**MATERIAL PROVIDED**:
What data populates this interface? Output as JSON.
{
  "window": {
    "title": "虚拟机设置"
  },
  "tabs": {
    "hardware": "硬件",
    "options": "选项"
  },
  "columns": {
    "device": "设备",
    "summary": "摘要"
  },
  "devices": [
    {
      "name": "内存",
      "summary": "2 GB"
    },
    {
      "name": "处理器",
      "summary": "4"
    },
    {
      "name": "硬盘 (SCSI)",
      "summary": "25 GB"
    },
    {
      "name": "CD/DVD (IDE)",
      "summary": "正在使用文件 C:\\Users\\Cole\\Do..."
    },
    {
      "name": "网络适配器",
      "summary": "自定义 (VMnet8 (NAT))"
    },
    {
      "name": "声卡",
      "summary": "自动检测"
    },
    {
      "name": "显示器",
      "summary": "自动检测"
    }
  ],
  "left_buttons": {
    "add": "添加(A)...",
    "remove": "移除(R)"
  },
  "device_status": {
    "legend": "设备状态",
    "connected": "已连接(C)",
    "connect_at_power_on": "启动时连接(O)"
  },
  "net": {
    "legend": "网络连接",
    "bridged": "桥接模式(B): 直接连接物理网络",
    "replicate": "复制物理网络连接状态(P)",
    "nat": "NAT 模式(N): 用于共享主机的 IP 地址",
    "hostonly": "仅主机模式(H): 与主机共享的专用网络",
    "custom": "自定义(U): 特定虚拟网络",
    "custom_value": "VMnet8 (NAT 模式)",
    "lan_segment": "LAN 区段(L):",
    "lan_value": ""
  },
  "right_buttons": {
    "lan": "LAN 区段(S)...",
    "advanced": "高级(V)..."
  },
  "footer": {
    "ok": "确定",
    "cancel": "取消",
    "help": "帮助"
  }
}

**WHAT YOU SHOULD DO**:
Copy all the lines, exactly.

**SOLUTION TO THIS EXERCISE**:
What data populates this interface? Output as JSON.
{
  "window": {
    "title": "虚拟机设置"
  },
  "tabs": {
    "hardware": "硬件",
    "options": "选项"
  },
  "columns": {
    "device": "设备",
    "summary": "摘要"
  },
  "devices": [
    {
      "name": "内存",
      "summary": "2 GB"
    },
    {
      "name": "处理器",
      "summary": "4"
    },
    {
      "name": "硬盘 (SCSI)",
      "summary": "25 GB"
    },
    {
      "name": "CD/DVD (IDE)",
      "summary": "正在使用文件 C:\\Users\\Cole\\Do..."
    },
    {
      "name": "网络适配器",
      "summary": "自定义 (VMnet8 (NAT))"
    },
    {
      "name": "声卡",
      "summary": "自动检测"
    },
    {
      "name": "显示器",
      "summary": "自动检测"
    }
  ],
  "left_buttons": {
    "add": "添加(A)...",
    "remove": "移除(R)"
  },
  "device_status": {
    "legend": "设备状态",
    "connected": "已连接(C)",
    "connect_at_power_on": "启动时连接(O)"
  },
  "net": {
    "legend": "网络连接",
    "bridged": "桥接模式(B): 直接连接物理网络",
    "replicate": "复制物理网络连接状态(P)",
    "nat": "NAT 模式(N): 用于共享主机的 IP 地址",
    "hostonly": "仅主机模式(H): 与主机共享的专用网络",
    "custom": "自定义(U): 特定虚拟网络",
    "custom_value": "VMnet8 (NAT 模式)",
    "lan_segment": "LAN 区段(L):",
    "lan_value": ""
  },
  "right_buttons": {
    "lan": "LAN 区段(S)...",
    "advanced": "高级(V)..."
  },
  "footer": {
    "ok": "确定",
    "cancel": "取消",
    "help": "帮助"
  }
}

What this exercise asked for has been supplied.